◆ AIM ◆
Take all the material and copy it exactly.

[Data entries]
>> start
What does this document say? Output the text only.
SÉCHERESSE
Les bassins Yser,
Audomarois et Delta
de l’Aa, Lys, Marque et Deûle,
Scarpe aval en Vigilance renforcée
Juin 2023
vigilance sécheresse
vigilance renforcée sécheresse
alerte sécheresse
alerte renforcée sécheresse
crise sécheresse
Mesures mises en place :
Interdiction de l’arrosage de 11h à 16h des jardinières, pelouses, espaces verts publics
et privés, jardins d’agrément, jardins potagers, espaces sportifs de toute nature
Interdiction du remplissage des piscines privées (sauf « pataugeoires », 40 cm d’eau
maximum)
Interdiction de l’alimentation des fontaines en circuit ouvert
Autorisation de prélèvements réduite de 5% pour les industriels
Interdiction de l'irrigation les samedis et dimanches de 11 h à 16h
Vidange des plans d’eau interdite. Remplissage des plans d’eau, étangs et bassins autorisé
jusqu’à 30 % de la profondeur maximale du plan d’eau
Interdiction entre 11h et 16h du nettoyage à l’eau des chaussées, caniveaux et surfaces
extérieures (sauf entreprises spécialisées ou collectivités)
>> end
◆ COMPLETED EXERCISE ◆
What does this document say? Output the text only.
SÉCHERESSE
Les bassins Yser,
Audomarois et Delta
de l’Aa, Lys, Marque et Deûle,
Scarpe aval en Vigilance renforcée
Juin 2023
vigilance sécheresse
vigilance renforcée sécheresse
alerte sécheresse
alerte renforcée sécheresse
crise sécheresse
Mesures mises en place :
Interdiction de l’arrosage de 11h à 16h des jardinières, pelouses, espaces verts publics
et privés, jardins d’agrément, jardins potagers, espaces sportifs de toute nature
Interdiction du remplissage des piscines privées (sauf « pataugeoires », 40 cm d’eau
maximum)
Interdiction de l’alimentation des fontaines en circuit ouvert
Autorisation de prélèvements réduite de 5% pour les industriels
Interdiction de l'irrigation les samedis et dimanches de 11 h à 16h
Vidange des plans d’eau interdite. Remplissage des plans d’eau, étangs et bassins autorisé
jusqu’à 30 % de la profondeur maximale du plan d’eau
Interdiction entre 11h et 16h du nettoyage à l’eau des chaussées, caniveaux et surfaces
extérieures (sauf entreprises spécialisées ou collectivités)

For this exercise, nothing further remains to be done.